§ **Task input**

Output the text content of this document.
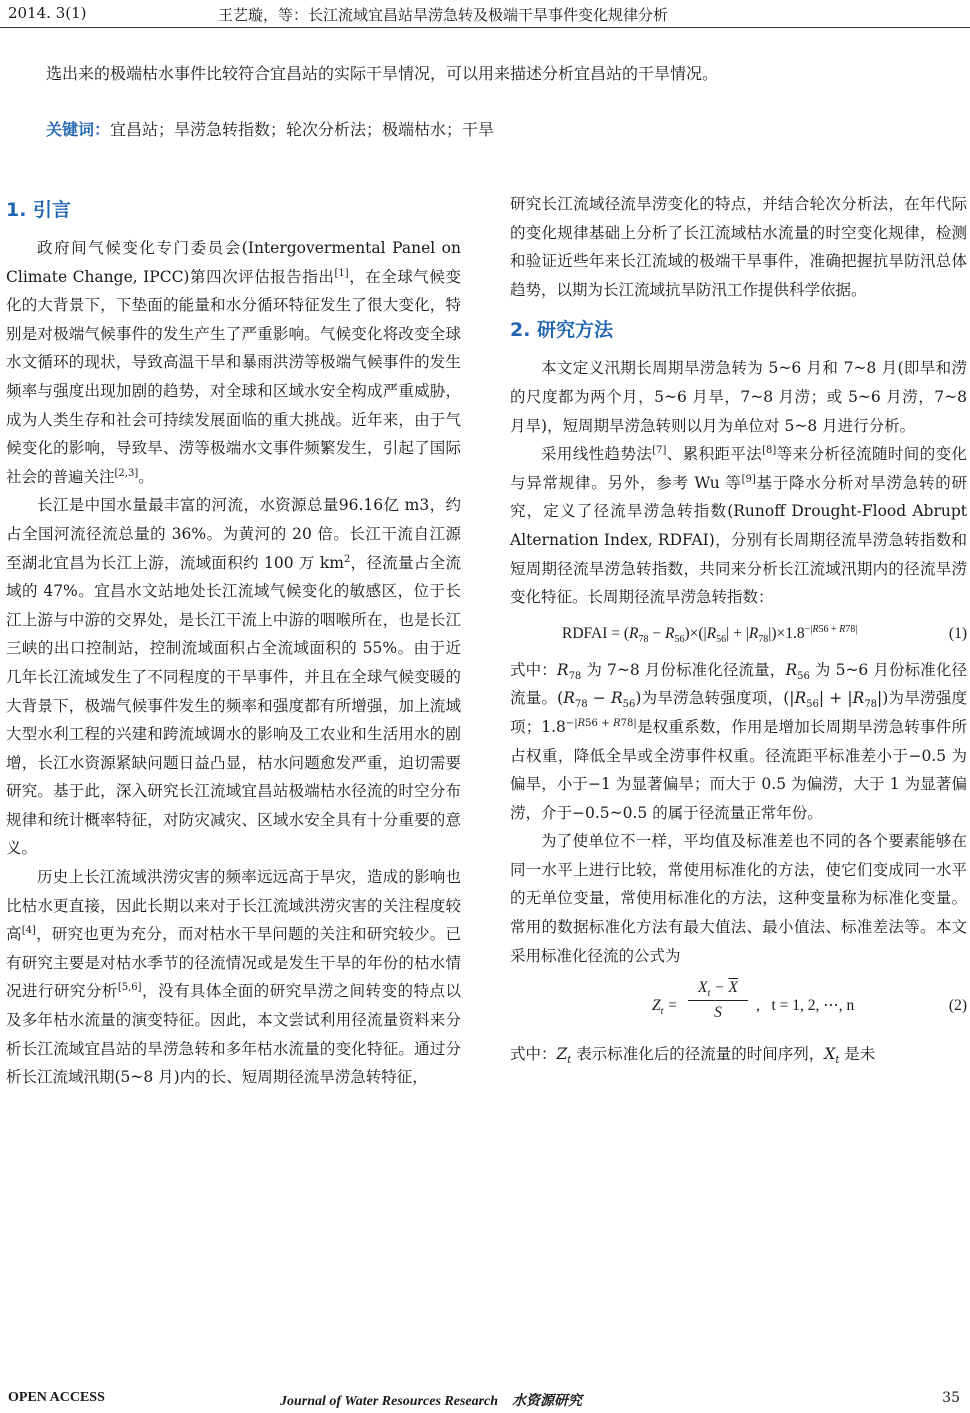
2014. 3(1)	王艺璇，等：长江流域宜昌站旱涝急转及极端干旱事件变化规律分析
选出来的极端枯水事件比较符合宜昌站的实际干旱情况，可以用来描述分析宜昌站的干旱情况。
关键词：宜昌站；旱涝急转指数；轮次分析法；极端枯水；干旱
1. 引言

政府间气候变化专门委员会(Intergovermental Panel on Climate Change, IPCC)第四次评估报告指出[1]，在全球气候变化的大背景下，下垫面的能量和水分循环特征发生了很大变化，特别是对极端气候事件的发生产生了严重影响。气候变化将改变全球水文循环的现状，导致高温干旱和暴雨洪涝等极端气候事件的发生频率与强度出现加剧的趋势，对全球和区域水安全构成严重威胁，成为人类生存和社会可持续发展面临的重大挑战。近年来，由于气候变化的影响，导致旱、涝等极端水文事件频繁发生，引起了国际社会的普遍关注[2,3]。

长江是中国水量最丰富的河流，水资源总量96.16亿 m3，约占全国河流径流总量的 36%。为黄河的 20 倍。长江干流自江源至湖北宜昌为长江上游，流域面积约 100 万 $km^2$，径流量占全流域的 47%。宜昌水文站地处长江流域气候变化的敏感区，位于长江上游与中游的交界处，是长江干流上中游的咽喉所在，也是长江三峡的出口控制站，控制流域面积占全流域面积的 55%。由于近几年长江流域发生了不同程度的干旱事件，并且在全球气候变暖的大背景下，极端气候事件发生的频率和强度都有所增强，加上流域大型水利工程的兴建和跨流域调水的影响及工农业和生活用水的剧增，长江水资源紧缺问题日益凸显，枯水问题愈发严重，迫切需要研究。基于此，深入研究长江流域宜昌站极端枯水径流的时空分布规律和统计概率特征，对防灾减灾、区域水安全具有十分重要的意义。

历史上长江流域洪涝灾害的频率远远高于旱灾，造成的影响也比枯水更直接，因此长期以来对于长江流域洪涝灾害的关注程度较高[4]，研究也更为充分，而对枯水干旱问题的关注和研究较少。已有研究主要是对枯水季节的径流情况或是发生干旱的年份的枯水情况进行研究分析[5,6]，没有具体全面的研究旱涝之间转变的特点以及多年枯水流量的演变特征。因此，本文尝试利用径流量资料来分析长江流域宜昌站的旱涝急转和多年枯水流量的变化特征。通过分析长江流域汛期(5~8 月)内的长、短周期径流旱涝急转特征，

研究长江流域径流旱涝变化的特点，并结合轮次分析法，在年代际的变化规律基础上分析了长江流域枯水流量的时空变化规律，检测和验证近些年来长江流域的极端干旱事件，准确把握抗旱防汛总体趋势，以期为长江流域抗旱防汛工作提供科学依据。

2. 研究方法

本文定义汛期长周期旱涝急转为 5~6 月和 7~8 月(即旱和涝的尺度都为两个月，5~6 月旱，7~8 月涝；或 5~6 月涝，7~8 月旱)，短周期旱涝急转则以月为单位对 5~8 月进行分析。

采用线性趋势法[7]、累积距平法[8]等来分析径流随时间的变化与异常规律。另外，参考 Wu 等[9]基于降水分析对旱涝急转的研究，定义了径流旱涝急转指数(Runoff Drought-Flood Abrupt Alternation Index, RDFAI)，分别有长周期径流旱涝急转指数和短周期径流旱涝急转指数，共同来分析长江流域汛期内的径流旱涝变化特征。长周期径流旱涝急转指数：

RDFAI = $(R_{78} - R_{56})\times(|R_{56}| + |R_{78}|)\times 1.8^{-|R56 + R78|}$	(1)

式中：$R_{78}$ 为 7~8 月份标准化径流量，$R_{56}$ 为 5~6 月份标准化径流量。$(R_{78} - R_{56})$为旱涝急转强度项，$(|R_{56}| + |R_{78}|)$为旱涝强度项；$1.8^{-|R56 + R78|}$是权重系数，作用是增加长周期旱涝急转事件所占权重，降低全旱或全涝事件权重。径流距平标准差小于−0.5 为偏旱，小于−1 为显著偏旱；而大于 0.5 为偏涝，大于 1 为显著偏涝，介于−0.5~0.5 的属于径流量正常年份。

为了使单位不一样，平均值及标准差也不同的各个要素能够在同一水平上进行比较，常使用标准化的方法，使它们变成同一水平的无单位变量，常使用标准化的方法，这种变量称为标准化变量。常用的数据标准化方法有最大值法、最小值法、标准差法等。本文采用标准化径流的公式为

$Z_t = \frac{X_t - \overline{X}}{S}$ ,   t = 1, 2, ⋯, n	(2)

式中：$Z_t$ 表示标准化后的径流量的时间序列，$X_t$ 是未

OPEN ACCESS	Journal of Water Resources Research　水资源研究	35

§ **Exercise requirements**
Identify each line containing the string "RDFAI" and copy it out.

§ **Reply to the exercise**
采用线性趋势法[7]、累积距平法[8]等来分析径流随时间的变化与异常规律。另外，参考 Wu 等[9]基于降水分析对旱涝急转的研究，定义了径流旱涝急转指数(Runoff Drought-Flood Abrupt Alternation Index, RDFAI)，分别有长周期径流旱涝急转指数和短周期径流旱涝急转指数，共同来分析长江流域汛期内的径流旱涝变化特征。长周期径流旱涝急转指数：
RDFAI = $(R_{78} - R_{56})\times(|R_{56}| + |R_{78}|)\times 1.8^{-|R56 + R78|}$	(1)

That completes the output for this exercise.